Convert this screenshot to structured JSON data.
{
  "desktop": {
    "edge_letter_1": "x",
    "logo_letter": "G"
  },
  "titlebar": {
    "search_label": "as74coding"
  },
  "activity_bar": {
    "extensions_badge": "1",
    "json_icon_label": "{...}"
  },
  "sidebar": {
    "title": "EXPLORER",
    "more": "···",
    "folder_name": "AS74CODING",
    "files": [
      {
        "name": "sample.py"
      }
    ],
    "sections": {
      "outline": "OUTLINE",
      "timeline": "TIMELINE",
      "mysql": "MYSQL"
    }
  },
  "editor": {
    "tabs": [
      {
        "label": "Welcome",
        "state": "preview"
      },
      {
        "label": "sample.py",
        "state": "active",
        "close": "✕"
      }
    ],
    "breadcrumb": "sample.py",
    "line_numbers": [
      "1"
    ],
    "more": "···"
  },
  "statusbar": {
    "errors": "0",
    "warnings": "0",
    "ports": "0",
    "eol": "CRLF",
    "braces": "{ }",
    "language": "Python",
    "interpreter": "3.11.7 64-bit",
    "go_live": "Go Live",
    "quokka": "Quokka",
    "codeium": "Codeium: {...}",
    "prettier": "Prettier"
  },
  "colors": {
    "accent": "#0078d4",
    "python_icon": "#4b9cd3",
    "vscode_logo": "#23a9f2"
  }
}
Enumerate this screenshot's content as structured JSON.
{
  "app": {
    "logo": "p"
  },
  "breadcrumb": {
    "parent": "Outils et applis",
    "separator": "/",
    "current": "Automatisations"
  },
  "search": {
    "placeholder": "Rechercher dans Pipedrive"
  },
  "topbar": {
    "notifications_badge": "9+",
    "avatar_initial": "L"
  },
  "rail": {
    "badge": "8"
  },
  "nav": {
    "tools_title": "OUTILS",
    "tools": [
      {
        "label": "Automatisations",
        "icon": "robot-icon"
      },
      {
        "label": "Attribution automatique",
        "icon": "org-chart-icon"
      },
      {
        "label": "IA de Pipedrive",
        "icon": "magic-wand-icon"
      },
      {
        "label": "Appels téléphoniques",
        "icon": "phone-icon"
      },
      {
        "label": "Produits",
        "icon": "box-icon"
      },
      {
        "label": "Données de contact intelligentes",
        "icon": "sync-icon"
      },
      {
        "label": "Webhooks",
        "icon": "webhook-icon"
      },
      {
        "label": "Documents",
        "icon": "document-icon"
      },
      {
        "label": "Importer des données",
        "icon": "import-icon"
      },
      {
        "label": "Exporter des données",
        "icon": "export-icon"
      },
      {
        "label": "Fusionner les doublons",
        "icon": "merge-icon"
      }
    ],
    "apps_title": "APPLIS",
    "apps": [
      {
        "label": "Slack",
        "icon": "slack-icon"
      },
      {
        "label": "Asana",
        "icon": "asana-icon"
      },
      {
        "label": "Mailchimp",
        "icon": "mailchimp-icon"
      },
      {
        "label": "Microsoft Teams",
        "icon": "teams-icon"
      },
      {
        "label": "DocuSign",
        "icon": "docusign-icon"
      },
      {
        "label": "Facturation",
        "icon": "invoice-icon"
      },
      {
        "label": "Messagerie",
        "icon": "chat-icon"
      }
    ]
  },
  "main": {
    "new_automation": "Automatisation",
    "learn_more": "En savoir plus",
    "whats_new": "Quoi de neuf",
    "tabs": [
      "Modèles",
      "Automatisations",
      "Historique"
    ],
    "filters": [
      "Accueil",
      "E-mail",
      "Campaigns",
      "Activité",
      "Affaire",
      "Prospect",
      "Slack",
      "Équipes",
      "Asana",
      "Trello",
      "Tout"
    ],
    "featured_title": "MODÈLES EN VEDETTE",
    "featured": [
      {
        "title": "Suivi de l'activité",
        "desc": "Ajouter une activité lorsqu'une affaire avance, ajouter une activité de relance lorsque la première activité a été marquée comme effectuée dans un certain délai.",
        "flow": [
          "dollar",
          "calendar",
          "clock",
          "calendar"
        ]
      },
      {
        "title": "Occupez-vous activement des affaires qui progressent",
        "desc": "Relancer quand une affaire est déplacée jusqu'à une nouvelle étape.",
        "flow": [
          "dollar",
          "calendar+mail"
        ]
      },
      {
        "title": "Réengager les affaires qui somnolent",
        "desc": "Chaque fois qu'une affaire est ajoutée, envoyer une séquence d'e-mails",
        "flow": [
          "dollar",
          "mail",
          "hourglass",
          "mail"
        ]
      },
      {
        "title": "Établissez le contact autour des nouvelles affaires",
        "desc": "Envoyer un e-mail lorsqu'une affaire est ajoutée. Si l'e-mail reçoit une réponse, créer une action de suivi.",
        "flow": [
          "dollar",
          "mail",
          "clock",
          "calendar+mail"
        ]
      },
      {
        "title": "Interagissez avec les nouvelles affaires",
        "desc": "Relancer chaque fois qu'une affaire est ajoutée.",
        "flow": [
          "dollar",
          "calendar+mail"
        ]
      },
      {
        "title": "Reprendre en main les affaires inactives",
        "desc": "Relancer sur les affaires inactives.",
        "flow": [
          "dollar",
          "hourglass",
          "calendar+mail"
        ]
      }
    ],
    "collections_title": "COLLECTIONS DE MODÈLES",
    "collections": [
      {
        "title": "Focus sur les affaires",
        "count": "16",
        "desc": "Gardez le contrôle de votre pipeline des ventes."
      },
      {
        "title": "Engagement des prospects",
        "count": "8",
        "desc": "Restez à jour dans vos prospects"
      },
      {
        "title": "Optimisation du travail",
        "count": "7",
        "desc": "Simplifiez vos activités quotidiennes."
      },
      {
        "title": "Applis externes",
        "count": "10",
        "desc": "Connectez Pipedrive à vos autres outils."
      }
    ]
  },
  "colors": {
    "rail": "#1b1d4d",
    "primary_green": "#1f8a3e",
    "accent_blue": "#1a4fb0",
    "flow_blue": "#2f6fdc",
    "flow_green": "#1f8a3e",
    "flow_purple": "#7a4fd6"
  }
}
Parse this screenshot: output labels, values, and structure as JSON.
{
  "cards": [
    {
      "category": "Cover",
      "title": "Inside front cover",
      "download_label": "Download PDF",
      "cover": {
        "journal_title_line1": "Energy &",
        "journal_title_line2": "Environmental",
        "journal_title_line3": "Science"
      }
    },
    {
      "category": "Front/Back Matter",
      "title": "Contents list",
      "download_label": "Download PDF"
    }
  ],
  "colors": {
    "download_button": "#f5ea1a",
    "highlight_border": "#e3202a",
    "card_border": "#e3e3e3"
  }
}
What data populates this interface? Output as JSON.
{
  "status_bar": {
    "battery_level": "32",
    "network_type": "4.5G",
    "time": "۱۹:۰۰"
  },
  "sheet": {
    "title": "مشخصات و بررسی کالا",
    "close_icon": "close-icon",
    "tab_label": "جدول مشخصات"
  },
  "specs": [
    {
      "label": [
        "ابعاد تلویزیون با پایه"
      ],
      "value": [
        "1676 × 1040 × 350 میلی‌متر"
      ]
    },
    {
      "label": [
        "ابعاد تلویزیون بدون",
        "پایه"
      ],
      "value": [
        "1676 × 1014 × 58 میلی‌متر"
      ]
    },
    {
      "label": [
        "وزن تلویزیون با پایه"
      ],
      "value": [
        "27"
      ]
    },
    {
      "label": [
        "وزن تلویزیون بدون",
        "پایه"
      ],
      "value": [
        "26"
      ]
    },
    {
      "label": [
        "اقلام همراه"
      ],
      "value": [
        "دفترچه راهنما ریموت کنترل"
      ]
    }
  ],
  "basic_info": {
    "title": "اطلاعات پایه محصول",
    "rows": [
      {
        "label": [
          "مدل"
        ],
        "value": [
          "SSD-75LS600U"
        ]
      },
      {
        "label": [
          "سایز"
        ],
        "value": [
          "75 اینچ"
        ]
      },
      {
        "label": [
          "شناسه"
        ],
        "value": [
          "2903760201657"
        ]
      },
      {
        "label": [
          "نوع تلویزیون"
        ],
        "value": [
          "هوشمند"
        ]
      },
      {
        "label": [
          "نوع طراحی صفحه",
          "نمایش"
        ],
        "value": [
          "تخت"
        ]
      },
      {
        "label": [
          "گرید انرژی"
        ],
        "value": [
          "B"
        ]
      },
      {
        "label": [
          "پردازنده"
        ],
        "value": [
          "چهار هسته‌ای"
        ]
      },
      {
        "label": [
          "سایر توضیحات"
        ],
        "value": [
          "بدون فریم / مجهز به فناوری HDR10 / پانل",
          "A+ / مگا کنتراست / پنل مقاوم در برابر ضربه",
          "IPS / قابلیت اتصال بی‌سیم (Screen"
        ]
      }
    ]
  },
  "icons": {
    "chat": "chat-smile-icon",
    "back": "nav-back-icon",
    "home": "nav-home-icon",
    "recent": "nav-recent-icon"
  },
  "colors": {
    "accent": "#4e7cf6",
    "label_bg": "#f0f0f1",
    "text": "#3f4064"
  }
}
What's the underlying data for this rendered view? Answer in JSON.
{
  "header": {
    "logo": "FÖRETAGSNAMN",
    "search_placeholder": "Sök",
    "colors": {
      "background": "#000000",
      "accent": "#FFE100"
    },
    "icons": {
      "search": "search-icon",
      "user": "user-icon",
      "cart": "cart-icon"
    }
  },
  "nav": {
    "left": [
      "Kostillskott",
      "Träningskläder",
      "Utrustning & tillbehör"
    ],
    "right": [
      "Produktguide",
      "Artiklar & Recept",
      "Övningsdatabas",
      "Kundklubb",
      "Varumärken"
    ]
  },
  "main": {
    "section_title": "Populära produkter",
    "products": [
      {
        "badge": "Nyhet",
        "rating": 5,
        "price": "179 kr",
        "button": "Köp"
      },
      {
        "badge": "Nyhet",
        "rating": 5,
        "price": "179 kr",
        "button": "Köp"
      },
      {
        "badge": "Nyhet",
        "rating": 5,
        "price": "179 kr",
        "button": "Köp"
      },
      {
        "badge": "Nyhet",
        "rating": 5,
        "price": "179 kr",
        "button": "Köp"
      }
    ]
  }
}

-------------------------

> [WHAT NEEDS TO BE DONE]
Each line that holds the word "this" is to be copied.

> [THE COMPLETED TASK]
Convert this screenshot to structured JSON data.
Enumerate this screenshot's content as structured JSON.
Parse this screenshot: output labels, values, and structure as JSON.
What data populates this interface? Output as JSON.
What's the underlying data for this rendered view? Answer in JSON.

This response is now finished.